(Entries from a page text collection)
________________________
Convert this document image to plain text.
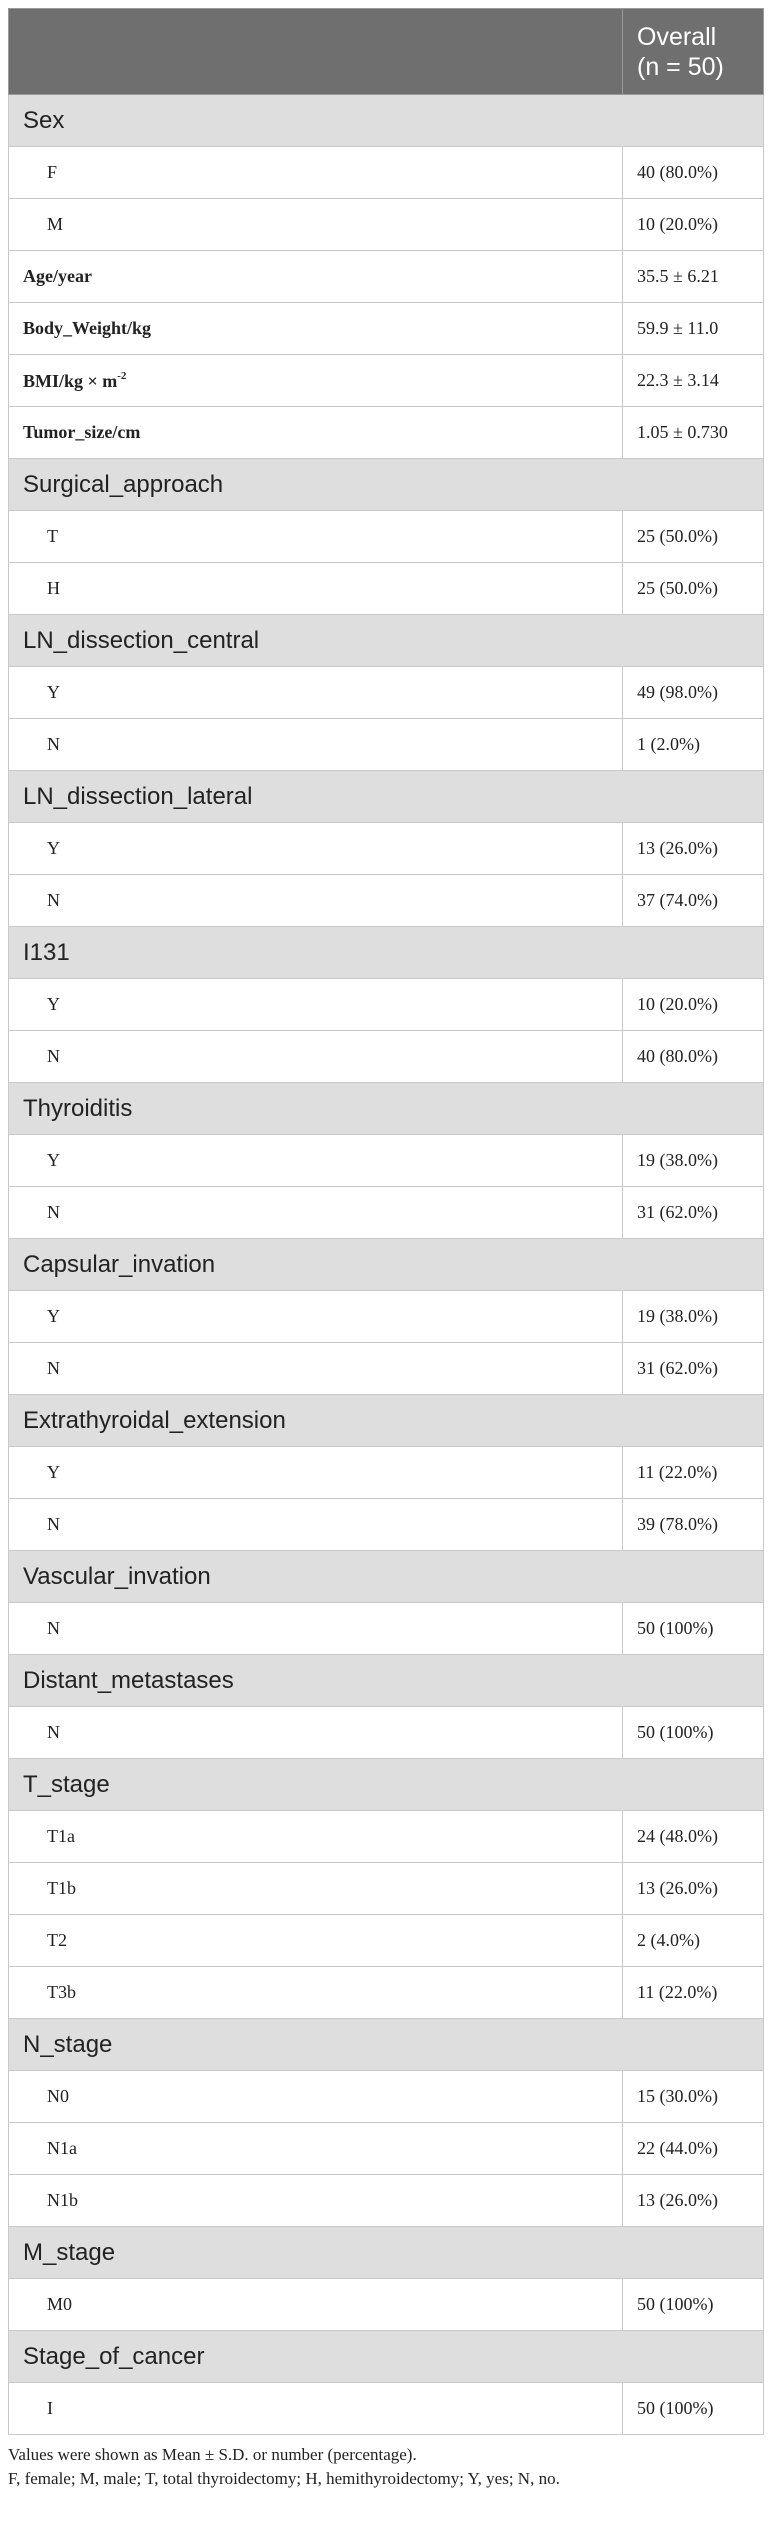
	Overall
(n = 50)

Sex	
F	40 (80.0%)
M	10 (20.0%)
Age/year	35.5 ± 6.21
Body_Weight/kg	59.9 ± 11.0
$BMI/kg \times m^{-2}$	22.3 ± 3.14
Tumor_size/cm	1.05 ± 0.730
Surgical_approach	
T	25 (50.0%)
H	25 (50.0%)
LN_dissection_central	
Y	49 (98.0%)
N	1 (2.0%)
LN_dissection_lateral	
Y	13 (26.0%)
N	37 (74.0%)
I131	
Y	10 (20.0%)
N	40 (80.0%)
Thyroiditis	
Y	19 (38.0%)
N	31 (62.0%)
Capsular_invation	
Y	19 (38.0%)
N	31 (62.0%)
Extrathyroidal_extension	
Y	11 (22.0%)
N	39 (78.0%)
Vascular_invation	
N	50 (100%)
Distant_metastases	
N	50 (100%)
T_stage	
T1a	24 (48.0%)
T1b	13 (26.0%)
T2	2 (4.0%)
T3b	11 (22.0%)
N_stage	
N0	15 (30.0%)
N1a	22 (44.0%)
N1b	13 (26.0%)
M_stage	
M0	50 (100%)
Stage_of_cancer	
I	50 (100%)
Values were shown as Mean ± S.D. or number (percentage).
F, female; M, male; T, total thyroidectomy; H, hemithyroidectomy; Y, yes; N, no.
________________________
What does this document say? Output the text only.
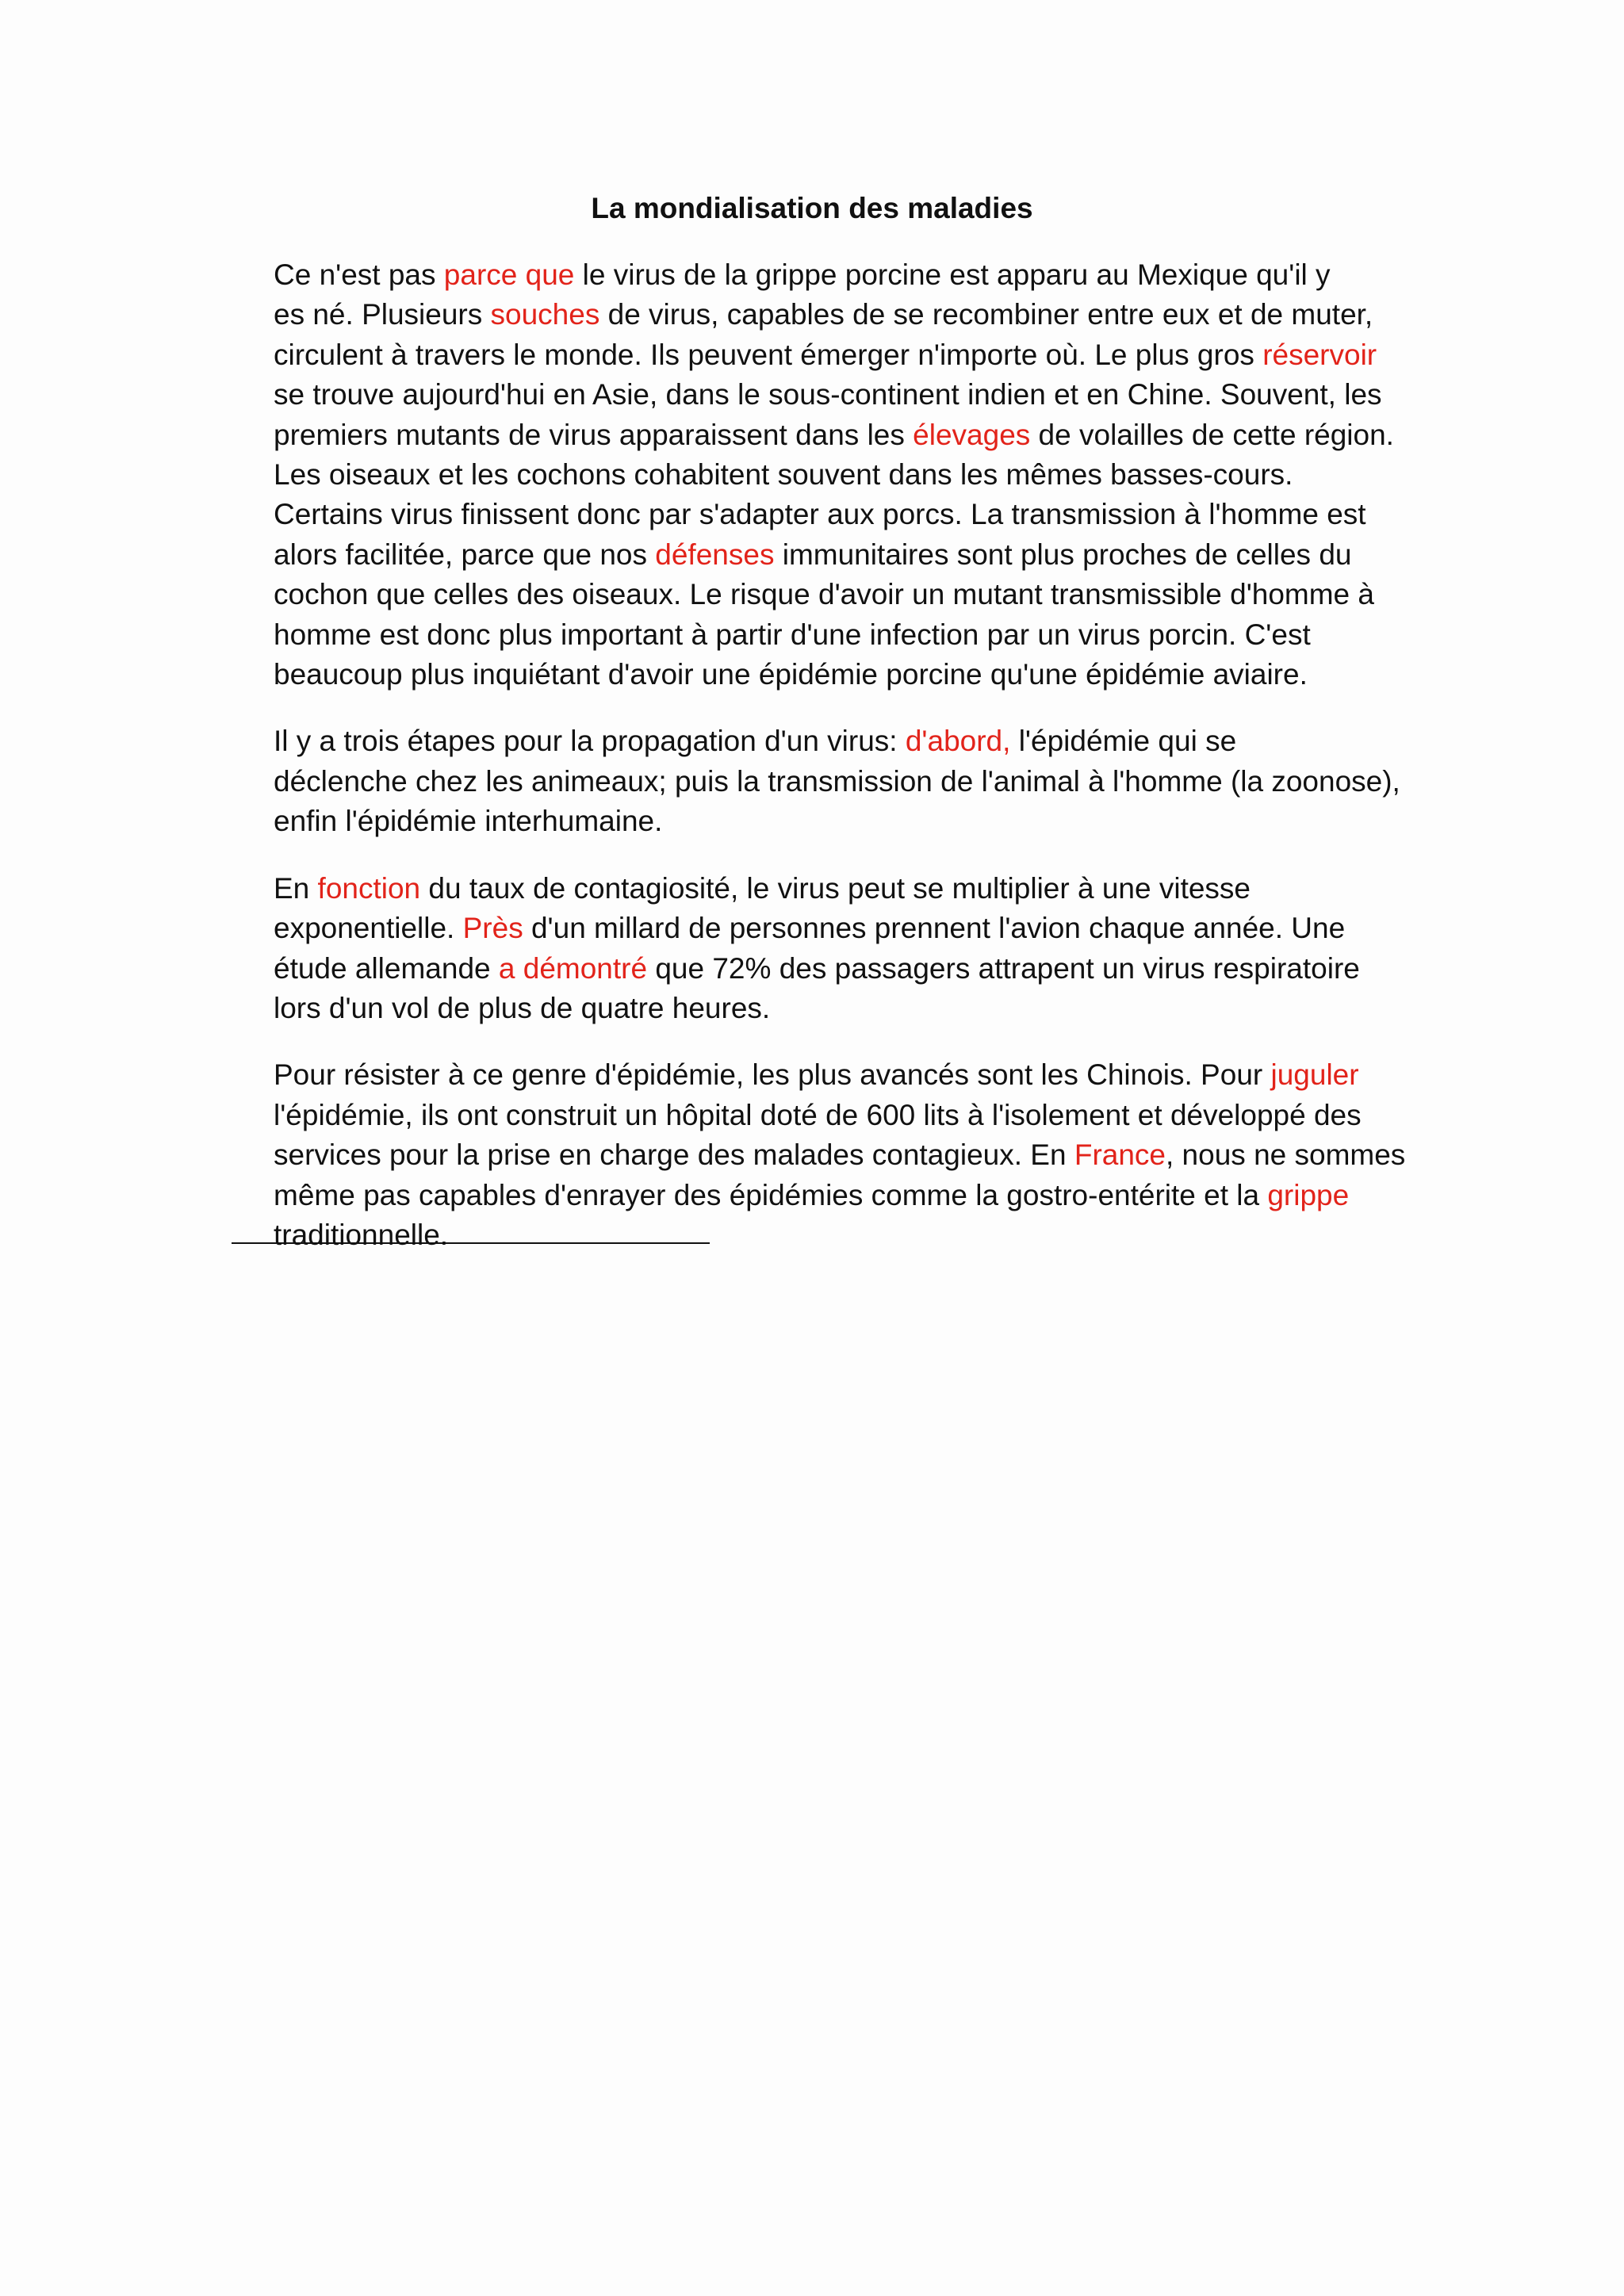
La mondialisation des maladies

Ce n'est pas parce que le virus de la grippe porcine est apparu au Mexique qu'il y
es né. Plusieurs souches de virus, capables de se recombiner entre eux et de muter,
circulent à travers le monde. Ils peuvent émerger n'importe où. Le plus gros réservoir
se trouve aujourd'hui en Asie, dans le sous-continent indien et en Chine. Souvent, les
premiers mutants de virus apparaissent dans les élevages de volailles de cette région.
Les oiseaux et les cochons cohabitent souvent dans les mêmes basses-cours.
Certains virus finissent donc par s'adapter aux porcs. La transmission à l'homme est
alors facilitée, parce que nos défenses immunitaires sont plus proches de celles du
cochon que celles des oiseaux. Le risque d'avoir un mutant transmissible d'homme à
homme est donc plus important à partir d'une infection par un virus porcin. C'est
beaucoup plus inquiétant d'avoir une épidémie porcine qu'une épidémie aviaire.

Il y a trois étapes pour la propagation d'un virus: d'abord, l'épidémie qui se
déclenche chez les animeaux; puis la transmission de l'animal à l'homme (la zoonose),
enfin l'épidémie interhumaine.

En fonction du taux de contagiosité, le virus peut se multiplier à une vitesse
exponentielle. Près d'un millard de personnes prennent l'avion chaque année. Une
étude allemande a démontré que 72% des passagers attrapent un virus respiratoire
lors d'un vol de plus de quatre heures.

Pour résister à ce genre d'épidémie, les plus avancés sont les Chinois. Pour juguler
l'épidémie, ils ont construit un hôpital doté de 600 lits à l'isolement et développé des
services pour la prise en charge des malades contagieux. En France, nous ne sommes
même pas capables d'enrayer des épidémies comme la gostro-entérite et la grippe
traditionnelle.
________________________
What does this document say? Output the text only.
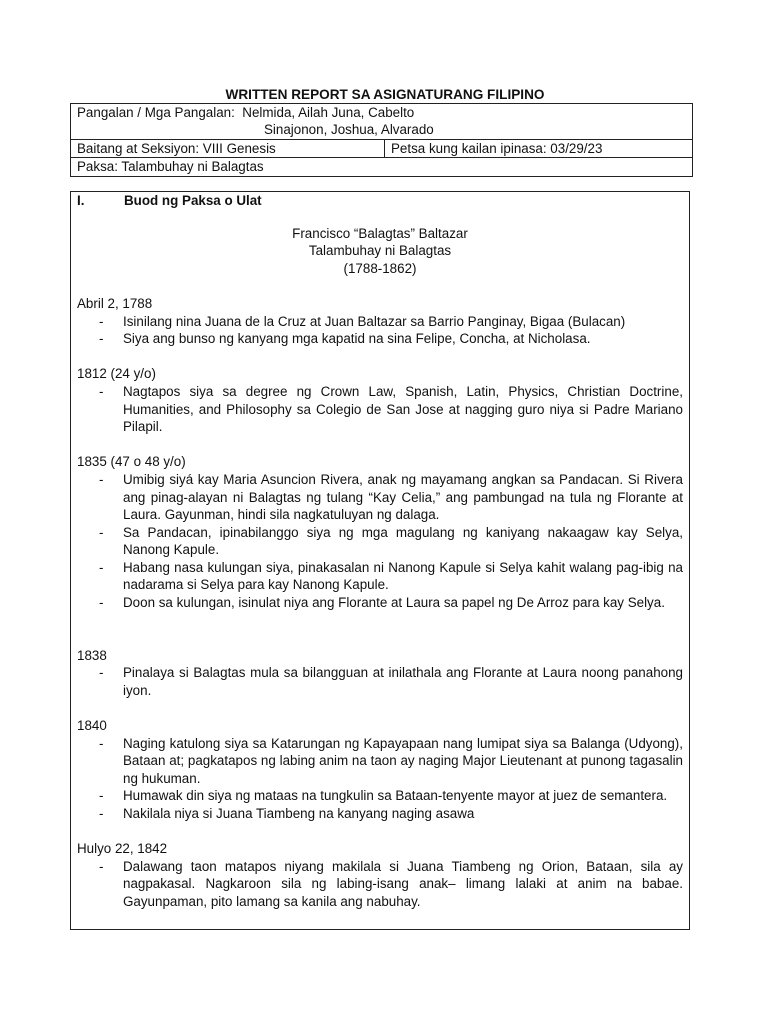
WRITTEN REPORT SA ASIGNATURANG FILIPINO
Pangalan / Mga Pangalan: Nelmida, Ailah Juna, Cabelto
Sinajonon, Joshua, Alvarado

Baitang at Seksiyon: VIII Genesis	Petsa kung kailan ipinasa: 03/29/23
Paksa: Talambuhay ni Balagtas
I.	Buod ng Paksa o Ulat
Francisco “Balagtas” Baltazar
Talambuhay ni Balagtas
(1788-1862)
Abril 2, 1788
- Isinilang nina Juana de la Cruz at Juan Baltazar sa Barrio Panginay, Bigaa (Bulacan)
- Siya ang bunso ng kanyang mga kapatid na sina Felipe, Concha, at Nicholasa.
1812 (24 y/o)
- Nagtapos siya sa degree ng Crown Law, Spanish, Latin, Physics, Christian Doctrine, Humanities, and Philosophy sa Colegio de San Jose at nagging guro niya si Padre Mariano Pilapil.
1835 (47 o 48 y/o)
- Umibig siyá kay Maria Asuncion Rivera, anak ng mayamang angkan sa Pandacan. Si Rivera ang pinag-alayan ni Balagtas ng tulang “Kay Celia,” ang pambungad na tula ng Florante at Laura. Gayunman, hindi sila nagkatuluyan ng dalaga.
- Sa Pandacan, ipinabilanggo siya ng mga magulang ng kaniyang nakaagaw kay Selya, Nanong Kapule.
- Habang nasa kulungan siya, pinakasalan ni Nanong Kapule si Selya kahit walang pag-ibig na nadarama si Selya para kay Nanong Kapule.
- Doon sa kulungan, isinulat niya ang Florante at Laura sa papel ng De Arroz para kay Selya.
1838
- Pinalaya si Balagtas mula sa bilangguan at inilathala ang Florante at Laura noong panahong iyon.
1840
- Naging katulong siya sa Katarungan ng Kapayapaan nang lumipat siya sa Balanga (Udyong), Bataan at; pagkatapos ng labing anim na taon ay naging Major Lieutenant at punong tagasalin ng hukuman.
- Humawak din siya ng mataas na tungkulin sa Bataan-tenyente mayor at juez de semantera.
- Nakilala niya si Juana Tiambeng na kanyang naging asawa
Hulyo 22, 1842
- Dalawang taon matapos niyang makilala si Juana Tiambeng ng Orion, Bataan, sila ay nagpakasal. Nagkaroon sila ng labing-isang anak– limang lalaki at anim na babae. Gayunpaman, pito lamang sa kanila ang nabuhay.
________________________
From the records above, copy every line that includes the word "Tiambeng".

- Exercise answer
- Nakilala niya si Juana Tiambeng na kanyang naging asawa
- Dalawang taon matapos niyang makilala si Juana Tiambeng ng Orion, Bataan, sila ay nagpakasal. Nagkaroon sila ng labing-isang anak– limang lalaki at anim na babae. Gayunpaman, pito lamang sa kanila ang nabuhay.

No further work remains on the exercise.